___ Exercise material

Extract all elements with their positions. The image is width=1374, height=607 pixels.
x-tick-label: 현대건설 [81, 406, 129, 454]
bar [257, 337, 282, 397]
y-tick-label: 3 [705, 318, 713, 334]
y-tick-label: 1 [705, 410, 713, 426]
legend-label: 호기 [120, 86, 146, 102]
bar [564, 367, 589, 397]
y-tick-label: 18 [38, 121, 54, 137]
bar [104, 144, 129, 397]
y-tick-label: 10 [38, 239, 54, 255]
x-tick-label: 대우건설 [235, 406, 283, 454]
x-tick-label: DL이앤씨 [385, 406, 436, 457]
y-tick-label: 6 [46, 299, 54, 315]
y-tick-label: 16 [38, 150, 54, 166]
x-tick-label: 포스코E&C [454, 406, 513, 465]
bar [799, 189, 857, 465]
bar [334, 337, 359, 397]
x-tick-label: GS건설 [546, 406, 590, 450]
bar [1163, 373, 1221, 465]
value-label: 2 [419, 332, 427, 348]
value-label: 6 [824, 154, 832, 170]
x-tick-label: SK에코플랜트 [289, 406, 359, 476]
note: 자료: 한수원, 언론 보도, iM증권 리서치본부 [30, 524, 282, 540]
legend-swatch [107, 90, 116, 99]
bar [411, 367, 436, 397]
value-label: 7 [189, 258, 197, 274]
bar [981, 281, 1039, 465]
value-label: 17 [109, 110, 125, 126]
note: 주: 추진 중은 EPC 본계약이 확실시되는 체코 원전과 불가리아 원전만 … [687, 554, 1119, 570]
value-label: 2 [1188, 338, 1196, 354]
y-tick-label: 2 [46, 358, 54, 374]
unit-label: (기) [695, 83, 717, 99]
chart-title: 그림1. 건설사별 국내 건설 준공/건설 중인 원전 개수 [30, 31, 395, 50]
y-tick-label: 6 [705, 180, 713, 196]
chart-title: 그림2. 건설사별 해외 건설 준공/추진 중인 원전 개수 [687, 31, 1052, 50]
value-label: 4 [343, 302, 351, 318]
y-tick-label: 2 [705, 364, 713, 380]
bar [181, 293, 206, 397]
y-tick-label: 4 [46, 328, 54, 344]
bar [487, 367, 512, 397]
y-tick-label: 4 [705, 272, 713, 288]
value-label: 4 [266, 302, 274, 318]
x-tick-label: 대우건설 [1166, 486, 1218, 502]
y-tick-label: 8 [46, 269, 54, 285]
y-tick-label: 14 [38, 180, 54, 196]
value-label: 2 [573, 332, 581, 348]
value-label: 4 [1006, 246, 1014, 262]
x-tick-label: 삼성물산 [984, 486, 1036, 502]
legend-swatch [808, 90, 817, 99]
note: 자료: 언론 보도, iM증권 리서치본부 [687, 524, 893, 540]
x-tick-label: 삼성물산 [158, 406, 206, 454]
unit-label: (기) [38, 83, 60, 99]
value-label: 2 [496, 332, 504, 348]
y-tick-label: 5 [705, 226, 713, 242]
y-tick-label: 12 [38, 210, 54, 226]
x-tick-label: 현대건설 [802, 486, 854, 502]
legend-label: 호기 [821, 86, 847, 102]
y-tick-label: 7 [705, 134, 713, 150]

______

» What is being asked
Select every row above that contains the string "legend", and copy each of those rows.

» Solved problem
legend-label: 호기 [120, 86, 146, 102]
legend-swatch [107, 90, 116, 99]
legend-swatch [808, 90, 817, 99]
legend-label: 호기 [821, 86, 847, 102]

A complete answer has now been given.